>> begin The input

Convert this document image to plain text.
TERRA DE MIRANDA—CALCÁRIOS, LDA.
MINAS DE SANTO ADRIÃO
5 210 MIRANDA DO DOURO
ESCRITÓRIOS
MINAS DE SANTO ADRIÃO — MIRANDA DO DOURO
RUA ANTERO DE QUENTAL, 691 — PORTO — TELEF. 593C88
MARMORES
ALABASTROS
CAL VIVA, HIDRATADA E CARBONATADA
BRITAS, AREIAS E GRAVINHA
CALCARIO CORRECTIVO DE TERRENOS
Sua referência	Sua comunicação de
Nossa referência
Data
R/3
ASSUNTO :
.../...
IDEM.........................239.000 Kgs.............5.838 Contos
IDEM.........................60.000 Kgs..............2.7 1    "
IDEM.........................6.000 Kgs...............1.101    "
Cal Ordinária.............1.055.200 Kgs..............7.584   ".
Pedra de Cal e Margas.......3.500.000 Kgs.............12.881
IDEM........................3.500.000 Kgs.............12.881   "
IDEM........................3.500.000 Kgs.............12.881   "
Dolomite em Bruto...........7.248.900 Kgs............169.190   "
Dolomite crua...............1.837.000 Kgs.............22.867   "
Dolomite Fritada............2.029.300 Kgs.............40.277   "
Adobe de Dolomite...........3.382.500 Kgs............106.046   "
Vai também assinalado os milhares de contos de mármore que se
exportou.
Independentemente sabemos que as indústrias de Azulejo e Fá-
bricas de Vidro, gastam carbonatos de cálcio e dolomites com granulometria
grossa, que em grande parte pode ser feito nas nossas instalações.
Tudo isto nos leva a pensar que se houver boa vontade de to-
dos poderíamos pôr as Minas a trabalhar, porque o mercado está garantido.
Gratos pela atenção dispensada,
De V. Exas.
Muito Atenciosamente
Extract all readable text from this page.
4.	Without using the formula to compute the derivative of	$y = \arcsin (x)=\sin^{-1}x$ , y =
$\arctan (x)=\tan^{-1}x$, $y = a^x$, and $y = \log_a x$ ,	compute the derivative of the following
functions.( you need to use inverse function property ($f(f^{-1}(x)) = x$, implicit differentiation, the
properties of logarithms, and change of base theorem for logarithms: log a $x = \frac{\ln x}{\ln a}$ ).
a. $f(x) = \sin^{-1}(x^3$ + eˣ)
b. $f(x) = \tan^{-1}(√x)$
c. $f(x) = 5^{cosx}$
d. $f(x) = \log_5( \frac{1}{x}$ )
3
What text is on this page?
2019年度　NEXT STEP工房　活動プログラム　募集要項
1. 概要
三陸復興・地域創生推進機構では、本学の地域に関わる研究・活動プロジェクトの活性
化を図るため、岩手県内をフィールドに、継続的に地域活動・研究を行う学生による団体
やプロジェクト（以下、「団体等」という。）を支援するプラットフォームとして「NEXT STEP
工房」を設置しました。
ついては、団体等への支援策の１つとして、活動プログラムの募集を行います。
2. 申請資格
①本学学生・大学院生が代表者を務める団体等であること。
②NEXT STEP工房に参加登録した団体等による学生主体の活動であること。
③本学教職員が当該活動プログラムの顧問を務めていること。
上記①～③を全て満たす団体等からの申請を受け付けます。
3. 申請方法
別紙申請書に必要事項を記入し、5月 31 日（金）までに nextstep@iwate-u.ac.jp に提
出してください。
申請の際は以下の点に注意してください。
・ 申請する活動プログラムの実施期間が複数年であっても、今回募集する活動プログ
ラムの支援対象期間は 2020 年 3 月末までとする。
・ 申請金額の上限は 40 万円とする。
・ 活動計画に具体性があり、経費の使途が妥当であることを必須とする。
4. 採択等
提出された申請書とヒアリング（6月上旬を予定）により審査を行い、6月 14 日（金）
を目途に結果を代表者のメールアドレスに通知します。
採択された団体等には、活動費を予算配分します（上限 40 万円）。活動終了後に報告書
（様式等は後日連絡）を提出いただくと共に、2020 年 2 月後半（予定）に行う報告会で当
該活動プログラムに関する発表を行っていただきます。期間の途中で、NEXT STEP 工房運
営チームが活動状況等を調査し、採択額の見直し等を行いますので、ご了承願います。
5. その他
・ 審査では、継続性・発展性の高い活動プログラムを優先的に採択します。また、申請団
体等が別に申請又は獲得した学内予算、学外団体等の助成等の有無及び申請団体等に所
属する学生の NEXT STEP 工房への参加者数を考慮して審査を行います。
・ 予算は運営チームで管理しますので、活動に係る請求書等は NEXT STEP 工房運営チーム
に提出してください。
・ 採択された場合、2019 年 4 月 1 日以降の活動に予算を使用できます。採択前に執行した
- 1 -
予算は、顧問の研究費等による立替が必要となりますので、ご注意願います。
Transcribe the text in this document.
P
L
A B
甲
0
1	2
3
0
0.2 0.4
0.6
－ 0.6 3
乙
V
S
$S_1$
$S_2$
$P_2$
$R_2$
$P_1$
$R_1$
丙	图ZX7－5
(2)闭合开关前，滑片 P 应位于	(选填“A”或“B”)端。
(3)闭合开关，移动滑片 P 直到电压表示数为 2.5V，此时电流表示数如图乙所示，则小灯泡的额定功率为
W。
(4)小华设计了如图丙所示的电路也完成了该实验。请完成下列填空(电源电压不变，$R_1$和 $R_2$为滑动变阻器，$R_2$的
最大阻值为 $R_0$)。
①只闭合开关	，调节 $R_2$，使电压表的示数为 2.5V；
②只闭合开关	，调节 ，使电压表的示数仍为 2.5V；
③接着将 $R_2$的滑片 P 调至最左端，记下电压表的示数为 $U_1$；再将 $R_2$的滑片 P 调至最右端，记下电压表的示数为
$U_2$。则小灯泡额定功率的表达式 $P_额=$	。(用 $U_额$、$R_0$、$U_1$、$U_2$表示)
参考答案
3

>> end The input

Exercise details: Everything from the line containing "Transcribe the text in this document." through the final line of the listing, inclusive, must be reproduced exactly; leave out the rest.

Answer in full:
Transcribe the text in this document.
P
L
A B
甲
0
1	2
3
0
0.2 0.4
0.6
－ 0.6 3
乙
V
S
$S_1$
$S_2$
$P_2$
$R_2$
$P_1$
$R_1$
丙	图ZX7－5
(2)闭合开关前，滑片 P 应位于	(选填“A”或“B”)端。
(3)闭合开关，移动滑片 P 直到电压表示数为 2.5V，此时电流表示数如图乙所示，则小灯泡的额定功率为
W。
(4)小华设计了如图丙所示的电路也完成了该实验。请完成下列填空(电源电压不变，$R_1$和 $R_2$为滑动变阻器，$R_2$的
最大阻值为 $R_0$)。
①只闭合开关	，调节 $R_2$，使电压表的示数为 2.5V；
②只闭合开关	，调节 ，使电压表的示数仍为 2.5V；
③接着将 $R_2$的滑片 P 调至最左端，记下电压表的示数为 $U_1$；再将 $R_2$的滑片 P 调至最右端，记下电压表的示数为
$U_2$。则小灯泡额定功率的表达式 $P_额=$	。(用 $U_额$、$R_0$、$U_1$、$U_2$表示)
参考答案
3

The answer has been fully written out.